### Aim
Every line that contains "JSON" counts once; give the total number of such lines, with no other words.

** Begin Data for the task **

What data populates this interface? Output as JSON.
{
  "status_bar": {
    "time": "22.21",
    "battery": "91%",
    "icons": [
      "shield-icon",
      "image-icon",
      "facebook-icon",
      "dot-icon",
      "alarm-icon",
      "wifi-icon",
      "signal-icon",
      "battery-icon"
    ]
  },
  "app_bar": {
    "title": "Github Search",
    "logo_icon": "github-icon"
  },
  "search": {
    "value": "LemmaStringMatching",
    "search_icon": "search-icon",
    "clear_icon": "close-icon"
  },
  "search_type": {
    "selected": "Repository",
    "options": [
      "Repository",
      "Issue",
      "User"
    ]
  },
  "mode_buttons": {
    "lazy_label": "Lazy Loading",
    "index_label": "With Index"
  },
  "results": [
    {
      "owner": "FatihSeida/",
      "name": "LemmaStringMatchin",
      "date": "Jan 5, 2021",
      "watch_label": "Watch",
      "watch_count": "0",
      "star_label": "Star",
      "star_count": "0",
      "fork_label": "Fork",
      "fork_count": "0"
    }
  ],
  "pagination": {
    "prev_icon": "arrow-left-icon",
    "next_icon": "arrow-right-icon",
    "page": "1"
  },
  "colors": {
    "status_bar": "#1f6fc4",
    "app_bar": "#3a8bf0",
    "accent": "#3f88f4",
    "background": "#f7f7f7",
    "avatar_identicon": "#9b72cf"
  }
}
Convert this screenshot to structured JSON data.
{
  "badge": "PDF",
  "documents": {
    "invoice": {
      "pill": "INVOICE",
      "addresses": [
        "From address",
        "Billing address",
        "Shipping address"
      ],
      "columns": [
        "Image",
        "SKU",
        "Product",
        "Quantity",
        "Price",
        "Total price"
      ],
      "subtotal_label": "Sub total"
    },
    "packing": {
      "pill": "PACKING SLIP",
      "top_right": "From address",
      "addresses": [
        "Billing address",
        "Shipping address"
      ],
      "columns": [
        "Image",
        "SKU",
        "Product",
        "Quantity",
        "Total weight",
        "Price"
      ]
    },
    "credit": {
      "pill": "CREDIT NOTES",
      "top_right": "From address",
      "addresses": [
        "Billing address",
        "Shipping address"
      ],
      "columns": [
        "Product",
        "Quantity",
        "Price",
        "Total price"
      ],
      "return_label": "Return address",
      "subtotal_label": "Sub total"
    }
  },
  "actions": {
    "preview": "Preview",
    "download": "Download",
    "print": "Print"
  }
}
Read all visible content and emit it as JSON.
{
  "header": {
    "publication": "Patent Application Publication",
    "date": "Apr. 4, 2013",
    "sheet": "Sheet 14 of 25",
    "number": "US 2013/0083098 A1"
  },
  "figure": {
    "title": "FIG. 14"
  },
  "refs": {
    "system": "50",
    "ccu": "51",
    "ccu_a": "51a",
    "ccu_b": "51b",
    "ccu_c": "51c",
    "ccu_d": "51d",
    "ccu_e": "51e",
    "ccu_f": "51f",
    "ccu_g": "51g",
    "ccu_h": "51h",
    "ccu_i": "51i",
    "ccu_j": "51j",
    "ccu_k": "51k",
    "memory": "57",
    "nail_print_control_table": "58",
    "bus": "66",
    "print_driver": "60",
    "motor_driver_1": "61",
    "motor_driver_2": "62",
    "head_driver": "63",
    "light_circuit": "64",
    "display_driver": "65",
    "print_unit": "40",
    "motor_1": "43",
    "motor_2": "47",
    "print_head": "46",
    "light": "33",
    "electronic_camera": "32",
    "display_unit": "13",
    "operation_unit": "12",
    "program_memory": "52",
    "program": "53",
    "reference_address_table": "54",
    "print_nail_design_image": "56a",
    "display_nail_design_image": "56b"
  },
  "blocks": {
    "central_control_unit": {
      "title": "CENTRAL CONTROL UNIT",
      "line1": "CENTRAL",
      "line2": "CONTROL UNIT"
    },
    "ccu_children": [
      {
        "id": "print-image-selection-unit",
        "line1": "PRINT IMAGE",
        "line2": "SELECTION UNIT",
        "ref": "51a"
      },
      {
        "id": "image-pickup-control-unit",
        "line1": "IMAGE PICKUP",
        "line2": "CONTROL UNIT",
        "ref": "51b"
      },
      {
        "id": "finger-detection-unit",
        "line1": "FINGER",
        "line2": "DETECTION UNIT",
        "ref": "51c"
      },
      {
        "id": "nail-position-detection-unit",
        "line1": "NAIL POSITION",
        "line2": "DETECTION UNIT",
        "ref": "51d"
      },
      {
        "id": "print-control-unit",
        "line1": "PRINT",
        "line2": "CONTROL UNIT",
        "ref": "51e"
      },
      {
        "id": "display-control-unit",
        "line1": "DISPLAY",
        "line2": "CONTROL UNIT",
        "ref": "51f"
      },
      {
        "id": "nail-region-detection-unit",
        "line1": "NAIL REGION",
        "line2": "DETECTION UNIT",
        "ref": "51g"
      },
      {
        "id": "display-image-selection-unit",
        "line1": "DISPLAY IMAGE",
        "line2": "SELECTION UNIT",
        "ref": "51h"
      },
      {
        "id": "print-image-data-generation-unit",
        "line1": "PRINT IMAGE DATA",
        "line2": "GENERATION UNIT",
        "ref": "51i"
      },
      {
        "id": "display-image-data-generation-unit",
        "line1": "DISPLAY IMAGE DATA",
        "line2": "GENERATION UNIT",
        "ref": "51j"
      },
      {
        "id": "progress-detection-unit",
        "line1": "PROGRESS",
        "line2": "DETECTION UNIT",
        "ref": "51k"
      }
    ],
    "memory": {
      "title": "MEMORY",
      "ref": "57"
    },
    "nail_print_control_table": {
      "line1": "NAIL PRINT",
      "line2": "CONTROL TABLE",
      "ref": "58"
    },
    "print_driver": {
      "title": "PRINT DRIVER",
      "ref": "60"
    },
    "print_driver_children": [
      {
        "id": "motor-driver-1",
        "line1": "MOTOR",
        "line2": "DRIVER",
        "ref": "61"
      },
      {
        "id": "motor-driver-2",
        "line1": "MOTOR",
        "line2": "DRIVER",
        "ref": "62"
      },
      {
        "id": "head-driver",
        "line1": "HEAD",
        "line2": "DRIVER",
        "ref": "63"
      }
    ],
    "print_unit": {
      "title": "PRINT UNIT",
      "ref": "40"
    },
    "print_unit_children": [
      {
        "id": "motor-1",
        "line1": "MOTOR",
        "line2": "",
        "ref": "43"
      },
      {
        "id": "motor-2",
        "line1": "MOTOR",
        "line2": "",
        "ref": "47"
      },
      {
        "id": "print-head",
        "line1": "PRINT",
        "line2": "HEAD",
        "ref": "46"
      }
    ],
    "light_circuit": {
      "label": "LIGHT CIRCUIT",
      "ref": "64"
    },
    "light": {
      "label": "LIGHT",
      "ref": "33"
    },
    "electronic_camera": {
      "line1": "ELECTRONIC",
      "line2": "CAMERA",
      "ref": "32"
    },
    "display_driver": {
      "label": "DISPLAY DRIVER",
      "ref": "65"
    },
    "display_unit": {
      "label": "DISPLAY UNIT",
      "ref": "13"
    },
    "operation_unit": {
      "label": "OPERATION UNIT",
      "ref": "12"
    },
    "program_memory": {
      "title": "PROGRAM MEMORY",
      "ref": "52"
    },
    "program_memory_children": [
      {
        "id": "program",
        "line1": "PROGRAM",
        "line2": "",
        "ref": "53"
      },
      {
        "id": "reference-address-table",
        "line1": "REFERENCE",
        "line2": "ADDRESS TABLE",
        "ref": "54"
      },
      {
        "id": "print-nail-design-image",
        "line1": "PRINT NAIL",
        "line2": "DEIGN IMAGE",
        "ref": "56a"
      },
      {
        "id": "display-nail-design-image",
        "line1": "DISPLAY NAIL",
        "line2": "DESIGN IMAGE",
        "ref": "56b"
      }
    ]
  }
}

** End Data for the task **

### Final answer
3